[What you should do] Reproduce all of the data exactly, with no line skipped.

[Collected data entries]

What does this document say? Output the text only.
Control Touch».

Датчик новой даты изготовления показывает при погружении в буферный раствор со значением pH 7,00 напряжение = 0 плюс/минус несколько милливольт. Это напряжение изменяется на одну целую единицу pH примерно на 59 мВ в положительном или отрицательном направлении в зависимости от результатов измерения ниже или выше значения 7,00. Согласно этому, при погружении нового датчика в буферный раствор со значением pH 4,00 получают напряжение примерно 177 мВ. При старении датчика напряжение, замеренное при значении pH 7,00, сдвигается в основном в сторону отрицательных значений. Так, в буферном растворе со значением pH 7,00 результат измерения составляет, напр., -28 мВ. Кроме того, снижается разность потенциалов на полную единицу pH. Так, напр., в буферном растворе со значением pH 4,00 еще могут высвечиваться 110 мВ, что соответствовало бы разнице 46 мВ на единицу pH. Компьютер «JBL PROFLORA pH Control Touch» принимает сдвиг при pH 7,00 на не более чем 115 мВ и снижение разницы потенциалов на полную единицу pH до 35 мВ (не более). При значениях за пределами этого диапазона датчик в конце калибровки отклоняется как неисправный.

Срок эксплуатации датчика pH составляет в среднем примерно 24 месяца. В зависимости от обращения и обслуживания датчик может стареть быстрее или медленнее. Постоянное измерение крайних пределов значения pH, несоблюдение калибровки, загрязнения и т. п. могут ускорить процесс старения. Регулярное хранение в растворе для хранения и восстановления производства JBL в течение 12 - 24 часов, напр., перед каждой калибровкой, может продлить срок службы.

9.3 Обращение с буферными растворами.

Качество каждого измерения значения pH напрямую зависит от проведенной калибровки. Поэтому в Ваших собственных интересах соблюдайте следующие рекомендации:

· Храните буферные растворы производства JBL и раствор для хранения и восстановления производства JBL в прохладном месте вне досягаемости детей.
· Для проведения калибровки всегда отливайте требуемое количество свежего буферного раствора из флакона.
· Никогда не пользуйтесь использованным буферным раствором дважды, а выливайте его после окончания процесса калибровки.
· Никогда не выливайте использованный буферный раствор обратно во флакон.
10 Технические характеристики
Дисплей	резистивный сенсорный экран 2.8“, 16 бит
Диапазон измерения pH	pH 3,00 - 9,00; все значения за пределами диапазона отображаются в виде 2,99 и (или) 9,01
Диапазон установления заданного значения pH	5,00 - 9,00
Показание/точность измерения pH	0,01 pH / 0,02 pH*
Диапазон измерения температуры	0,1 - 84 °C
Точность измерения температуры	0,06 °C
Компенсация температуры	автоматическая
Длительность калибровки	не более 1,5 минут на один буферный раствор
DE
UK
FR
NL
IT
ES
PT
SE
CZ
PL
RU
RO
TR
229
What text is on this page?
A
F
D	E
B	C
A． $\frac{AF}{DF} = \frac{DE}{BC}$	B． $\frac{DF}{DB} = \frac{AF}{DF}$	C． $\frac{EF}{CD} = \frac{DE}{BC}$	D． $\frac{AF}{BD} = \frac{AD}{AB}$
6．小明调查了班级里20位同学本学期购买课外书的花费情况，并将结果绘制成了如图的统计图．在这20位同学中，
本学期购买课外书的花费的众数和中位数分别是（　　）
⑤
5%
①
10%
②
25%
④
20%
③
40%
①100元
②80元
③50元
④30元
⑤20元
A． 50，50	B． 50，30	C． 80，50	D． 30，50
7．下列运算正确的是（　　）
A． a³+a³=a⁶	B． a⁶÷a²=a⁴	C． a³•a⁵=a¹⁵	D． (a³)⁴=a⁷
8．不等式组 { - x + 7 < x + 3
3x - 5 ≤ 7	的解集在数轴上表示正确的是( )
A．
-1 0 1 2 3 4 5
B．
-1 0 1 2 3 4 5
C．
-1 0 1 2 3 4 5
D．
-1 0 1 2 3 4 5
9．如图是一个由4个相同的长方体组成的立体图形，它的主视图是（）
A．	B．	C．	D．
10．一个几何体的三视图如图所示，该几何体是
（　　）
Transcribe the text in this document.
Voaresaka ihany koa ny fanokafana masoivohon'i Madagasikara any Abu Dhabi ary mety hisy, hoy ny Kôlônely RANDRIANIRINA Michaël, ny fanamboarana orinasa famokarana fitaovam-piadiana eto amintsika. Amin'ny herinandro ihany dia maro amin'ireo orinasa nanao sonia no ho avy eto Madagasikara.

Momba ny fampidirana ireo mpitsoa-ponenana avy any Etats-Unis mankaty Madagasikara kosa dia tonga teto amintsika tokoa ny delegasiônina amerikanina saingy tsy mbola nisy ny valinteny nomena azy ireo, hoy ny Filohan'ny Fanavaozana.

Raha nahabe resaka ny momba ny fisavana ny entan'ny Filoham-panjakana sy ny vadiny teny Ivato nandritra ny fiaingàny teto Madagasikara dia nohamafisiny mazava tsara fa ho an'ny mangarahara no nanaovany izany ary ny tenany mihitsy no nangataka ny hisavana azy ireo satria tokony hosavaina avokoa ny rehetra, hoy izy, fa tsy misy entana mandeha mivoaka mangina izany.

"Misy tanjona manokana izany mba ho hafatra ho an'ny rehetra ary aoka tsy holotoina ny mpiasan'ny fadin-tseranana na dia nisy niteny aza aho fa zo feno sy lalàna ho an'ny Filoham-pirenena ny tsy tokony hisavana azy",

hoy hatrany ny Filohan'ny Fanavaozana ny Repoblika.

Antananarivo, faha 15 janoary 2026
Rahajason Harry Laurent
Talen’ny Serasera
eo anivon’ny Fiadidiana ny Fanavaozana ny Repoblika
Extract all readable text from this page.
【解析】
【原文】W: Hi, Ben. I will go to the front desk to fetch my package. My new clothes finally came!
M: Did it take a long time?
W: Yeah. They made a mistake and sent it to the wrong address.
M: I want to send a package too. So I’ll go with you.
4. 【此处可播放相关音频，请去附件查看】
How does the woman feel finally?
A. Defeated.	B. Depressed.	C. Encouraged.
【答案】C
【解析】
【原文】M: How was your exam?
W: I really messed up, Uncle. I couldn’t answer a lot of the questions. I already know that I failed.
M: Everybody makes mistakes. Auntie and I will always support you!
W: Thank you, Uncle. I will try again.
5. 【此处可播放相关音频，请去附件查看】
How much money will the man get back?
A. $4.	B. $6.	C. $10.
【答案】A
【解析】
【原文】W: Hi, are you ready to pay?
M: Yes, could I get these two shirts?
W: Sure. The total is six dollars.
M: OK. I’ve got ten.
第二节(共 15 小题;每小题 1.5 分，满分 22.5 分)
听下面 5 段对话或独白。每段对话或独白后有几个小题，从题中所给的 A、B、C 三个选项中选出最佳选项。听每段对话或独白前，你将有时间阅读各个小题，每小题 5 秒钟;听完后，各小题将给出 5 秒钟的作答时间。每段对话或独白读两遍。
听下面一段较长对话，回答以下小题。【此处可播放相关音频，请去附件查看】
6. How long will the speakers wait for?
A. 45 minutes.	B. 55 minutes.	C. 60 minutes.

[Output of the task]
What does this document say? Output the text only.
Control Touch».

Датчик новой даты изготовления показывает при погружении в буферный раствор со значением pH 7,00 напряжение = 0 плюс/минус несколько милливольт. Это напряжение изменяется на одну целую единицу pH примерно на 59 мВ в положительном или отрицательном направлении в зависимости от результатов измерения ниже или выше значения 7,00. Согласно этому, при погружении нового датчика в буферный раствор со значением pH 4,00 получают напряжение примерно 177 мВ. При старении датчика напряжение, замеренное при значении pH 7,00, сдвигается в основном в сторону отрицательных значений. Так, в буферном растворе со значением pH 7,00 результат измерения составляет, напр., -28 мВ. Кроме того, снижается разность потенциалов на полную единицу pH. Так, напр., в буферном растворе со значением pH 4,00 еще могут высвечиваться 110 мВ, что соответствовало бы разнице 46 мВ на единицу pH. Компьютер «JBL PROFLORA pH Control Touch» принимает сдвиг при pH 7,00 на не более чем 115 мВ и снижение разницы потенциалов на полную единицу pH до 35 мВ (не более). При значениях за пределами этого диапазона датчик в конце калибровки отклоняется как неисправный.

Срок эксплуатации датчика pH составляет в среднем примерно 24 месяца. В зависимости от обращения и обслуживания датчик может стареть быстрее или медленнее. Постоянное измерение крайних пределов значения pH, несоблюдение калибровки, загрязнения и т. п. могут ускорить процесс старения. Регулярное хранение в растворе для хранения и восстановления производства JBL в течение 12 - 24 часов, напр., перед каждой калибровкой, может продлить срок службы.

9.3 Обращение с буферными растворами.

Качество каждого измерения значения pH напрямую зависит от проведенной калибровки. Поэтому в Ваших собственных интересах соблюдайте следующие рекомендации:

· Храните буферные растворы производства JBL и раствор для хранения и восстановления производства JBL в прохладном месте вне досягаемости детей.
· Для проведения калибровки всегда отливайте требуемое количество свежего буферного раствора из флакона.
· Никогда не пользуйтесь использованным буферным раствором дважды, а выливайте его после окончания процесса калибровки.
· Никогда не выливайте использованный буферный раствор обратно во флакон.
10 Технические характеристики
Дисплей	резистивный сенсорный экран 2.8“, 16 бит
Диапазон измерения pH	pH 3,00 - 9,00; все значения за пределами диапазона отображаются в виде 2,99 и (или) 9,01
Диапазон установления заданного значения pH	5,00 - 9,00
Показание/точность измерения pH	0,01 pH / 0,02 pH*
Диапазон измерения температуры	0,1 - 84 °C
Точность измерения температуры	0,06 °C
Компенсация температуры	автоматическая
Длительность калибровки	не более 1,5 минут на один буферный раствор
DE
UK
FR
NL
IT
ES
PT
SE
CZ
PL
RU
RO
TR
229
What text is on this page?
A
F
D	E
B	C
A． $\frac{AF}{DF} = \frac{DE}{BC}$	B． $\frac{DF}{DB} = \frac{AF}{DF}$	C． $\frac{EF}{CD} = \frac{DE}{BC}$	D． $\frac{AF}{BD} = \frac{AD}{AB}$
6．小明调查了班级里20位同学本学期购买课外书的花费情况，并将结果绘制成了如图的统计图．在这20位同学中，
本学期购买课外书的花费的众数和中位数分别是（　　）
⑤
5%
①
10%
②
25%
④
20%
③
40%
①100元
②80元
③50元
④30元
⑤20元
A． 50，50	B． 50，30	C． 80，50	D． 30，50
7．下列运算正确的是（　　）
A． a³+a³=a⁶	B． a⁶÷a²=a⁴	C． a³•a⁵=a¹⁵	D． (a³)⁴=a⁷
8．不等式组 { - x + 7 < x + 3
3x - 5 ≤ 7	的解集在数轴上表示正确的是( )
A．
-1 0 1 2 3 4 5
B．
-1 0 1 2 3 4 5
C．
-1 0 1 2 3 4 5
D．
-1 0 1 2 3 4 5
9．如图是一个由4个相同的长方体组成的立体图形，它的主视图是（）
A．	B．	C．	D．
10．一个几何体的三视图如图所示，该几何体是
（　　）
Transcribe the text in this document.
Voaresaka ihany koa ny fanokafana masoivohon'i Madagasikara any Abu Dhabi ary mety hisy, hoy ny Kôlônely RANDRIANIRINA Michaël, ny fanamboarana orinasa famokarana fitaovam-piadiana eto amintsika. Amin'ny herinandro ihany dia maro amin'ireo orinasa nanao sonia no ho avy eto Madagasikara.

Momba ny fampidirana ireo mpitsoa-ponenana avy any Etats-Unis mankaty Madagasikara kosa dia tonga teto amintsika tokoa ny delegasiônina amerikanina saingy tsy mbola nisy ny valinteny nomena azy ireo, hoy ny Filohan'ny Fanavaozana.

Raha nahabe resaka ny momba ny fisavana ny entan'ny Filoham-panjakana sy ny vadiny teny Ivato nandritra ny fiaingàny teto Madagasikara dia nohamafisiny mazava tsara fa ho an'ny mangarahara no nanaovany izany ary ny tenany mihitsy no nangataka ny hisavana azy ireo satria tokony hosavaina avokoa ny rehetra, hoy izy, fa tsy misy entana mandeha mivoaka mangina izany.

"Misy tanjona manokana izany mba ho hafatra ho an'ny rehetra ary aoka tsy holotoina ny mpiasan'ny fadin-tseranana na dia nisy niteny aza aho fa zo feno sy lalàna ho an'ny Filoham-pirenena ny tsy tokony hisavana azy",

hoy hatrany ny Filohan'ny Fanavaozana ny Repoblika.

Antananarivo, faha 15 janoary 2026
Rahajason Harry Laurent
Talen’ny Serasera
eo anivon’ny Fiadidiana ny Fanavaozana ny Repoblika
Extract all readable text from this page.
【解析】
【原文】W: Hi, Ben. I will go to the front desk to fetch my package. My new clothes finally came!
M: Did it take a long time?
W: Yeah. They made a mistake and sent it to the wrong address.
M: I want to send a package too. So I’ll go with you.
4. 【此处可播放相关音频，请去附件查看】
How does the woman feel finally?
A. Defeated.	B. Depressed.	C. Encouraged.
【答案】C
【解析】
【原文】M: How was your exam?
W: I really messed up, Uncle. I couldn’t answer a lot of the questions. I already know that I failed.
M: Everybody makes mistakes. Auntie and I will always support you!
W: Thank you, Uncle. I will try again.
5. 【此处可播放相关音频，请去附件查看】
How much money will the man get back?
A. $4.	B. $6.	C. $10.
【答案】A
【解析】
【原文】W: Hi, are you ready to pay?
M: Yes, could I get these two shirts?
W: Sure. The total is six dollars.
M: OK. I’ve got ten.
第二节(共 15 小题;每小题 1.5 分，满分 22.5 分)
听下面 5 段对话或独白。每段对话或独白后有几个小题，从题中所给的 A、B、C 三个选项中选出最佳选项。听每段对话或独白前，你将有时间阅读各个小题，每小题 5 秒钟;听完后，各小题将给出 5 秒钟的作答时间。每段对话或独白读两遍。
听下面一段较长对话，回答以下小题。【此处可播放相关音频，请去附件查看】
6. How long will the speakers wait for?
A. 45 minutes.	B. 55 minutes.	C. 60 minutes.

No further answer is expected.